*Written instruction*:
Extract every line of the items below and reproduce each one verbatim.

[Data listing]

—————

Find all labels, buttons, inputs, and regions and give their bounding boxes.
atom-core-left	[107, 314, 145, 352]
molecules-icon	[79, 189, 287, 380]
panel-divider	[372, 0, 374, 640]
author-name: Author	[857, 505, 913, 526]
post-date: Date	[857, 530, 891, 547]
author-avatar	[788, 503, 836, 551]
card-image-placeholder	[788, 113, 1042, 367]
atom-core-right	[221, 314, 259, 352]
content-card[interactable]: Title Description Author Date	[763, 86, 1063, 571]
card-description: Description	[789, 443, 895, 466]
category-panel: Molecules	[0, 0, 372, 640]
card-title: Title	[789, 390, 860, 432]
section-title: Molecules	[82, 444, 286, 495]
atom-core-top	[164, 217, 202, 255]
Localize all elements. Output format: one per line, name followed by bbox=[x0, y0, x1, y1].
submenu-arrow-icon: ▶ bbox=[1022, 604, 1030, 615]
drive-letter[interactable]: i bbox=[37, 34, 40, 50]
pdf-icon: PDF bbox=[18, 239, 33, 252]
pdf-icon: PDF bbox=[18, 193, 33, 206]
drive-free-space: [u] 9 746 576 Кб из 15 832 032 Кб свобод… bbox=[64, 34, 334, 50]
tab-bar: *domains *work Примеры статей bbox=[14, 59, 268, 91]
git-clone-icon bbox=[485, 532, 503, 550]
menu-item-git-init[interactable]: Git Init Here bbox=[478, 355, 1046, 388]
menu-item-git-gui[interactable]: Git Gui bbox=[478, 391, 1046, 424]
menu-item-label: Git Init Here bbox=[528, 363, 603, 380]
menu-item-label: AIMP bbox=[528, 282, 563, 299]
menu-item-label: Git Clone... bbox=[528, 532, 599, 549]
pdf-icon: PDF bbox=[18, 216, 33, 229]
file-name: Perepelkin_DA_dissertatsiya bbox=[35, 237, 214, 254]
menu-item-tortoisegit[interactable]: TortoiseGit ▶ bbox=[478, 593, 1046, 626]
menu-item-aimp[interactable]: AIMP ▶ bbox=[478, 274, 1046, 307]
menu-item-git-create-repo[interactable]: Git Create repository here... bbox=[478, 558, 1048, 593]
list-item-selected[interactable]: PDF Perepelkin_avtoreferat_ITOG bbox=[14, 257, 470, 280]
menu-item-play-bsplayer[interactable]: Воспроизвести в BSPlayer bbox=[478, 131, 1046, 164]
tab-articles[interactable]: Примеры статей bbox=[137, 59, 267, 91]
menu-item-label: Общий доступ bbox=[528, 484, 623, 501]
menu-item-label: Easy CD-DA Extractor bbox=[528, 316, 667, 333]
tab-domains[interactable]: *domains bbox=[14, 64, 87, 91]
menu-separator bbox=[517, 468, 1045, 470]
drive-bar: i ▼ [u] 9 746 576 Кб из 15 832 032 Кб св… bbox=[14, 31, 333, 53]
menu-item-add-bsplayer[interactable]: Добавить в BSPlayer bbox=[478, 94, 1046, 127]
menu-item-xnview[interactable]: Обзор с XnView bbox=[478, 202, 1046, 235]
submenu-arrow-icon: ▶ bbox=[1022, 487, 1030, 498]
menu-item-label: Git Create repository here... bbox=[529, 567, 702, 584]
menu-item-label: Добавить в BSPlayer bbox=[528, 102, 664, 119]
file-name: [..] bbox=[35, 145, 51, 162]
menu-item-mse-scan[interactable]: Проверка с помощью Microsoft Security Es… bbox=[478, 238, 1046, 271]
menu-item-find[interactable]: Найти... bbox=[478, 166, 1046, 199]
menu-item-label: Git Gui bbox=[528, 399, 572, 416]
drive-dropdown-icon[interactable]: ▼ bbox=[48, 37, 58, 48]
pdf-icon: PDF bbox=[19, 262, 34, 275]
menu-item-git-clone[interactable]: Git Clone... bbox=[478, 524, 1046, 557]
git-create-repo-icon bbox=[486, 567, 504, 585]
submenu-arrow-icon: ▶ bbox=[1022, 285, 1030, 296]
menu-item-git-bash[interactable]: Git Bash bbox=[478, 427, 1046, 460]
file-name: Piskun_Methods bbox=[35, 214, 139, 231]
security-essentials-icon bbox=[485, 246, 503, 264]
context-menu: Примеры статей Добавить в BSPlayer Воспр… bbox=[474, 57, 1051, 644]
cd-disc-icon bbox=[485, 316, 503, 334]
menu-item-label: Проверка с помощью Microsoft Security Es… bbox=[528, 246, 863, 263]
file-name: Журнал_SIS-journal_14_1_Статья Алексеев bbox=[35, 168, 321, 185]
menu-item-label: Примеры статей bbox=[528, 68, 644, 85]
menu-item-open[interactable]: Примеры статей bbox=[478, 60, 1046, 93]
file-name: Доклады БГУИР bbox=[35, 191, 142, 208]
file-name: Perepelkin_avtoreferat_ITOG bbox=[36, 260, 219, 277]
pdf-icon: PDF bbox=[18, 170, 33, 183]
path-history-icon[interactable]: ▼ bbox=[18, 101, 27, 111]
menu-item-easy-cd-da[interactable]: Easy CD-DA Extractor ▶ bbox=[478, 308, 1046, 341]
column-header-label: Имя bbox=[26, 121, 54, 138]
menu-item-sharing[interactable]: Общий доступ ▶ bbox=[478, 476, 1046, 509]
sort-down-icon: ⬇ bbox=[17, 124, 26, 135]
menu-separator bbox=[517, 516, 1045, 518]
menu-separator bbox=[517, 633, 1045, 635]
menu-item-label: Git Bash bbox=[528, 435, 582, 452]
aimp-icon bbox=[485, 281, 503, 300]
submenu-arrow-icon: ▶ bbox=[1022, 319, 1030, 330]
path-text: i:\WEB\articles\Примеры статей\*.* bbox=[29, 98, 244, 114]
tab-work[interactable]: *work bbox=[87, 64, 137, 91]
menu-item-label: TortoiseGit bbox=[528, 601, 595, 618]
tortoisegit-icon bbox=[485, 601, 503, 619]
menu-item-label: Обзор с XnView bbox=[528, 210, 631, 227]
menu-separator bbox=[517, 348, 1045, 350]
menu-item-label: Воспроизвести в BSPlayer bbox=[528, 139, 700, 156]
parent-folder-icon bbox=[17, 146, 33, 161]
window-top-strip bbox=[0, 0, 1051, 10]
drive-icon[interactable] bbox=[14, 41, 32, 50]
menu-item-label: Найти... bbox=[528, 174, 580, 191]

—————

*Result below*:
Find all labels, buttons, inputs, and regions and give their bounding boxes.
atom-core-left	[107, 314, 145, 352]
molecules-icon	[79, 189, 287, 380]
panel-divider	[372, 0, 374, 640]
author-name: Author	[857, 505, 913, 526]
post-date: Date	[857, 530, 891, 547]
author-avatar	[788, 503, 836, 551]
card-image-placeholder	[788, 113, 1042, 367]
atom-core-right	[221, 314, 259, 352]
content-card[interactable]: Title Description Author Date	[763, 86, 1063, 571]
card-description: Description	[789, 443, 895, 466]
category-panel: Molecules	[0, 0, 372, 640]
card-title: Title	[789, 390, 860, 432]
section-title: Molecules	[82, 444, 286, 495]
atom-core-top	[164, 217, 202, 255]
Localize all elements. Output format: one per line, name followed by bbox=[x0, y0, x1, y1].
submenu-arrow-icon: ▶ bbox=[1022, 604, 1030, 615]
drive-letter[interactable]: i bbox=[37, 34, 40, 50]
pdf-icon: PDF bbox=[18, 239, 33, 252]
pdf-icon: PDF bbox=[18, 193, 33, 206]
drive-free-space: [u] 9 746 576 Кб из 15 832 032 Кб свобод… bbox=[64, 34, 334, 50]
tab-bar: *domains *work Примеры статей bbox=[14, 59, 268, 91]
git-clone-icon bbox=[485, 532, 503, 550]
menu-item-git-init[interactable]: Git Init Here bbox=[478, 355, 1046, 388]
menu-item-git-gui[interactable]: Git Gui bbox=[478, 391, 1046, 424]
menu-item-label: Git Init Here bbox=[528, 363, 603, 380]
menu-item-label: AIMP bbox=[528, 282, 563, 299]
menu-item-label: Git Clone... bbox=[528, 532, 599, 549]
pdf-icon: PDF bbox=[18, 216, 33, 229]
file-name: Perepelkin_DA_dissertatsiya bbox=[35, 237, 214, 254]
menu-item-tortoisegit[interactable]: TortoiseGit ▶ bbox=[478, 593, 1046, 626]
menu-item-aimp[interactable]: AIMP ▶ bbox=[478, 274, 1046, 307]
menu-item-git-create-repo[interactable]: Git Create repository here... bbox=[478, 558, 1048, 593]
list-item-selected[interactable]: PDF Perepelkin_avtoreferat_ITOG bbox=[14, 257, 470, 280]
menu-item-play-bsplayer[interactable]: Воспроизвести в BSPlayer bbox=[478, 131, 1046, 164]
tab-articles[interactable]: Примеры статей bbox=[137, 59, 267, 91]
menu-item-label: Общий доступ bbox=[528, 484, 623, 501]
menu-item-label: Easy CD-DA Extractor bbox=[528, 316, 667, 333]
tab-domains[interactable]: *domains bbox=[14, 64, 87, 91]
menu-separator bbox=[517, 468, 1045, 470]
drive-bar: i ▼ [u] 9 746 576 Кб из 15 832 032 Кб св… bbox=[14, 31, 333, 53]
menu-item-add-bsplayer[interactable]: Добавить в BSPlayer bbox=[478, 94, 1046, 127]
menu-item-xnview[interactable]: Обзор с XnView bbox=[478, 202, 1046, 235]
submenu-arrow-icon: ▶ bbox=[1022, 487, 1030, 498]
menu-item-label: Git Create repository here... bbox=[529, 567, 702, 584]
menu-item-label: Добавить в BSPlayer bbox=[528, 102, 664, 119]
file-name: [..] bbox=[35, 145, 51, 162]
menu-item-mse-scan[interactable]: Проверка с помощью Microsoft Security Es… bbox=[478, 238, 1046, 271]
menu-item-find[interactable]: Найти... bbox=[478, 166, 1046, 199]
menu-item-label: Git Gui bbox=[528, 399, 572, 416]
drive-dropdown-icon[interactable]: ▼ bbox=[48, 37, 58, 48]
pdf-icon: PDF bbox=[19, 262, 34, 275]
menu-item-git-clone[interactable]: Git Clone... bbox=[478, 524, 1046, 557]
git-create-repo-icon bbox=[486, 567, 504, 585]
submenu-arrow-icon: ▶ bbox=[1022, 285, 1030, 296]
menu-item-git-bash[interactable]: Git Bash bbox=[478, 427, 1046, 460]
file-name: Piskun_Methods bbox=[35, 214, 139, 231]
security-essentials-icon bbox=[485, 246, 503, 264]
context-menu: Примеры статей Добавить в BSPlayer Воспр… bbox=[474, 57, 1051, 644]
cd-disc-icon bbox=[485, 316, 503, 334]
menu-item-label: Проверка с помощью Microsoft Security Es… bbox=[528, 246, 863, 263]
file-name: Журнал_SIS-journal_14_1_Статья Алексеев bbox=[35, 168, 321, 185]
menu-item-label: Примеры статей bbox=[528, 68, 644, 85]
menu-item-open[interactable]: Примеры статей bbox=[478, 60, 1046, 93]
file-name: Доклады БГУИР bbox=[35, 191, 142, 208]
file-name: Perepelkin_avtoreferat_ITOG bbox=[36, 260, 219, 277]
pdf-icon: PDF bbox=[18, 170, 33, 183]
path-history-icon[interactable]: ▼ bbox=[18, 101, 27, 111]
menu-item-easy-cd-da[interactable]: Easy CD-DA Extractor ▶ bbox=[478, 308, 1046, 341]
column-header-label: Имя bbox=[26, 121, 54, 138]
menu-item-sharing[interactable]: Общий доступ ▶ bbox=[478, 476, 1046, 509]
sort-down-icon: ⬇ bbox=[17, 124, 26, 135]
menu-separator bbox=[517, 516, 1045, 518]
menu-separator bbox=[517, 633, 1045, 635]
menu-item-label: Git Bash bbox=[528, 435, 582, 452]
aimp-icon bbox=[485, 281, 503, 300]
submenu-arrow-icon: ▶ bbox=[1022, 319, 1030, 330]
path-text: i:\WEB\articles\Примеры статей\*.* bbox=[29, 98, 244, 114]
tab-work[interactable]: *work bbox=[87, 64, 137, 91]
menu-item-label: TortoiseGit bbox=[528, 601, 595, 618]
tortoisegit-icon bbox=[485, 601, 503, 619]
menu-item-label: Обзор с XnView bbox=[528, 210, 631, 227]
menu-separator bbox=[517, 348, 1045, 350]
menu-item-label: Воспроизвести в BSPlayer bbox=[528, 139, 700, 156]
parent-folder-icon bbox=[17, 146, 33, 161]
window-top-strip bbox=[0, 0, 1051, 10]
drive-icon[interactable] bbox=[14, 41, 32, 50]
menu-item-label: Найти... bbox=[528, 174, 580, 191]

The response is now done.